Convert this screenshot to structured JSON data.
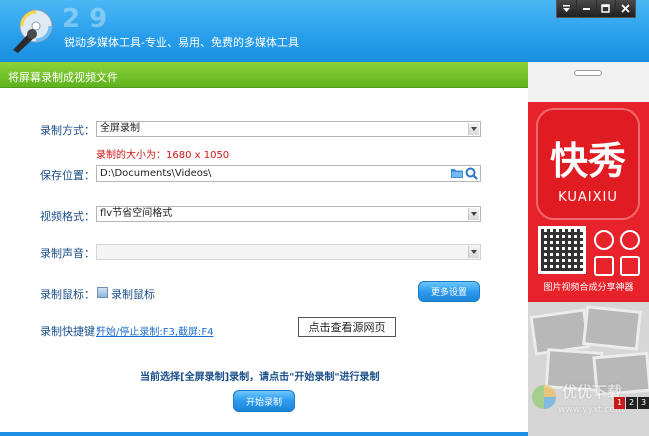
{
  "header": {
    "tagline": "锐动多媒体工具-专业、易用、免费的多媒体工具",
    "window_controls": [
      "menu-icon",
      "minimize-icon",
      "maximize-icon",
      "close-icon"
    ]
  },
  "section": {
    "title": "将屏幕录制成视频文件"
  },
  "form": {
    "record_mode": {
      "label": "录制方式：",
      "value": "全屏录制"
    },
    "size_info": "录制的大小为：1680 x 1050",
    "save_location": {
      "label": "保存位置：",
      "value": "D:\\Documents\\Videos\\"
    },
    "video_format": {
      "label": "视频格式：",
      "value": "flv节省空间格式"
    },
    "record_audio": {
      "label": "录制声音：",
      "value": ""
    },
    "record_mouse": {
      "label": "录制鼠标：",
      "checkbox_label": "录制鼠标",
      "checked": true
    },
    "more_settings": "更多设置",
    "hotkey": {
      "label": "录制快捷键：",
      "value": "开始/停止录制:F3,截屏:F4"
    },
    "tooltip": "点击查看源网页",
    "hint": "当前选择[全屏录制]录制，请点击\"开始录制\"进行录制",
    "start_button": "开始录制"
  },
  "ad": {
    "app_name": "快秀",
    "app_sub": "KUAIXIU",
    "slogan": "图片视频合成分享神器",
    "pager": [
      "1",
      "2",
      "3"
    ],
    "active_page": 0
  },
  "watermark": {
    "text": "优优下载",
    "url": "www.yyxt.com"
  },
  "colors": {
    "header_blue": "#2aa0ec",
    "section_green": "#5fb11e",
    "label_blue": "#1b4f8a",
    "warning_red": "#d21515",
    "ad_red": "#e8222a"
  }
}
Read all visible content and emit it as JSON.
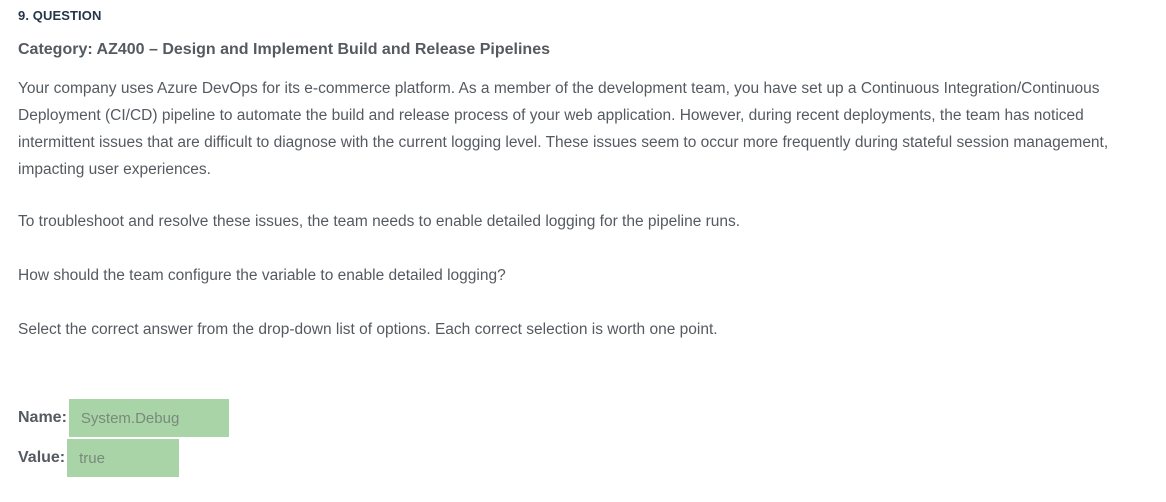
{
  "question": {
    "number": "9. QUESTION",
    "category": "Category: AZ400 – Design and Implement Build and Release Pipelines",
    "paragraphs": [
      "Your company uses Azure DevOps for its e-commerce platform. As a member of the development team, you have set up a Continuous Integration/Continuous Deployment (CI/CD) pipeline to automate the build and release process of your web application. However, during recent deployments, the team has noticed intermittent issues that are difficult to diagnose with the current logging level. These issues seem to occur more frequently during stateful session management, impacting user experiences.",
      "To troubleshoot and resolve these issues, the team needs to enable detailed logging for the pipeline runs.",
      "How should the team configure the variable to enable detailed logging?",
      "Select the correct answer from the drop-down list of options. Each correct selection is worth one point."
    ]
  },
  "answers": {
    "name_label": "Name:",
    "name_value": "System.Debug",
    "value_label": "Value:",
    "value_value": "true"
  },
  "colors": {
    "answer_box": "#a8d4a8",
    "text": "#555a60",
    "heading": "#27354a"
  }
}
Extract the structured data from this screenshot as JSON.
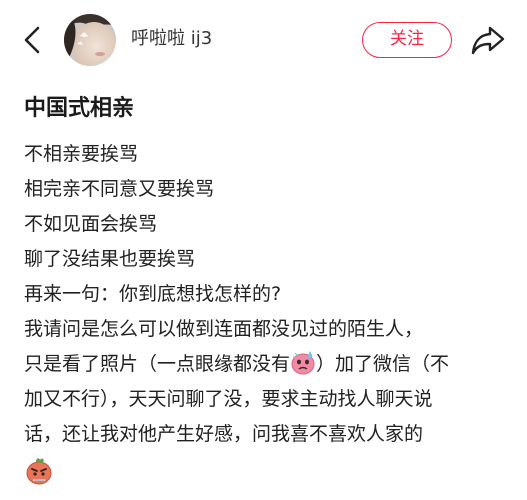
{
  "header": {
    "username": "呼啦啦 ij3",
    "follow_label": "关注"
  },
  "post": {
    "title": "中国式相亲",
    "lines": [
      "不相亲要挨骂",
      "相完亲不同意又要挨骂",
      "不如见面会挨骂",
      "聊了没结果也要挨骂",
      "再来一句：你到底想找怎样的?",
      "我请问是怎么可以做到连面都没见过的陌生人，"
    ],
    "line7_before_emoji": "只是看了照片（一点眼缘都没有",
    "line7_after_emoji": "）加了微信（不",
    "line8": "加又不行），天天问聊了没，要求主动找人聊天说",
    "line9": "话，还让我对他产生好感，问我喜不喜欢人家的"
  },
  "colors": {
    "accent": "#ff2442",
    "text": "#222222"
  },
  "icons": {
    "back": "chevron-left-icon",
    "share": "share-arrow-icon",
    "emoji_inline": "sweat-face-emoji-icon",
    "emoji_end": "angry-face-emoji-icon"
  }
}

Problem description:
Extract each line holding the string "JSON".

Response to this task:
Convert this screenshot to structured JSON data.
Read all visible content and emit it as JSON.
Extract the structured data from this screenshot as JSON.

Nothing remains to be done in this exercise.